----- Passage for review
Below are scripts for adding MMseqs2 MSAs and custom templates to AlphaFold3 input JSON files but does not run any ABCFold.

These scripts are designed to take in a prepared AlphaFold3 JSON files, e.g.:

{
  "name": "2PV7",
  "sequences": [
    {
      "protein": {
        "id": ["A", "B"],
        "sequence": "GMRESYANENQFGFKTINSDIHKIVIVGGYGKLGGLFARYLRASGYPISILDREDWAVAESILANADVVIVSVPINLTLETIERLKPYLTENMLLADLTSVKREPLAKMLEVHTGAVLGLHPMFGADIASMAKQVVVRCDGRFPERYEWLLEQIQIWGAKIYQTNATEHDHNMTYIQALRHFSTFANGLHLSKQPINLANLLALSSPIYRLELAMIGRLFAQDAELYADIIMDKSENLAVIETLKQTYDEALTFFENNDRQGFIDAFHKVRDWFGDYSEQFLKESRQLLQQANDLKQG"
----------
----- Source information
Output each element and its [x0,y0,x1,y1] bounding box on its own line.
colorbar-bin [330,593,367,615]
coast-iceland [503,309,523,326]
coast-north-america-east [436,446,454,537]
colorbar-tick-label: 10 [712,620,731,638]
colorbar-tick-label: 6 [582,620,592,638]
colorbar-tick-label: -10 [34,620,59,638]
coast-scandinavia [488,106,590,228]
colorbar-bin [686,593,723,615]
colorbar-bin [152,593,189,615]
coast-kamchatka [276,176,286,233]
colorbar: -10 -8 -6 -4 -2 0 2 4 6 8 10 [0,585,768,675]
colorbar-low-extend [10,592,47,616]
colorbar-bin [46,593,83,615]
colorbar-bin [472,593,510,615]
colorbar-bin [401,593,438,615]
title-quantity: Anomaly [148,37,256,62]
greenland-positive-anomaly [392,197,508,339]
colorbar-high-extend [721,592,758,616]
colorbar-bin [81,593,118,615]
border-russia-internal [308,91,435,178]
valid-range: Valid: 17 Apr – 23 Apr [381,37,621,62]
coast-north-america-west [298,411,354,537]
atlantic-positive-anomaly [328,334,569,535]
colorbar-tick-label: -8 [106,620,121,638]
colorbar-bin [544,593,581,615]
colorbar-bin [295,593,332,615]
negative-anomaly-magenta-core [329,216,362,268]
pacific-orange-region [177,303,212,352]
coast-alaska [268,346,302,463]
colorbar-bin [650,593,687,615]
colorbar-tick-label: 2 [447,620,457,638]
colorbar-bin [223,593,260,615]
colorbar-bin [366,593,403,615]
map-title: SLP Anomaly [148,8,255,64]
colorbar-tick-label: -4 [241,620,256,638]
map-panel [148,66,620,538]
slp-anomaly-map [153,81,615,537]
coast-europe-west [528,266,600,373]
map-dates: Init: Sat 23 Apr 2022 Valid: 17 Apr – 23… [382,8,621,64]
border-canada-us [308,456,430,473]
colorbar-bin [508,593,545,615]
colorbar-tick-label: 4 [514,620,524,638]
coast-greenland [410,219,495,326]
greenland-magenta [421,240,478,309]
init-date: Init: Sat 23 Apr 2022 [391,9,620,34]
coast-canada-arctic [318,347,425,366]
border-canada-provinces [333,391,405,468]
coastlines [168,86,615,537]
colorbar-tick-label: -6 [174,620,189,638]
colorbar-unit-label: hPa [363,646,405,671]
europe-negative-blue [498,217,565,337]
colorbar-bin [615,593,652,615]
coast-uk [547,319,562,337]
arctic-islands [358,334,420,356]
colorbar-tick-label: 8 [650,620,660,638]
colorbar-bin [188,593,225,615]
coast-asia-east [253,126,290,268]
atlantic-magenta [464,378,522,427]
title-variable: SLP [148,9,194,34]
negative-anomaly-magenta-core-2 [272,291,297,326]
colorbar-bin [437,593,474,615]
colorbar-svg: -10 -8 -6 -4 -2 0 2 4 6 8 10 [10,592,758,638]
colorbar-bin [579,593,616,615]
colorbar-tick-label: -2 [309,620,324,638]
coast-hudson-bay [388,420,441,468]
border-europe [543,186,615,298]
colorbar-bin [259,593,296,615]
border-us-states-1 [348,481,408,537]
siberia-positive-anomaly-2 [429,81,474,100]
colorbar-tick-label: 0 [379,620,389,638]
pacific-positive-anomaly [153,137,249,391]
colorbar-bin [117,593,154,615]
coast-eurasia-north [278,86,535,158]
----------
### To do
According to the passage on the AlphaFold3 scripts, what do the scripts add to AlphaFold3 input JSON files?

### Written solution
MMseqs2 MSAs and custom templates.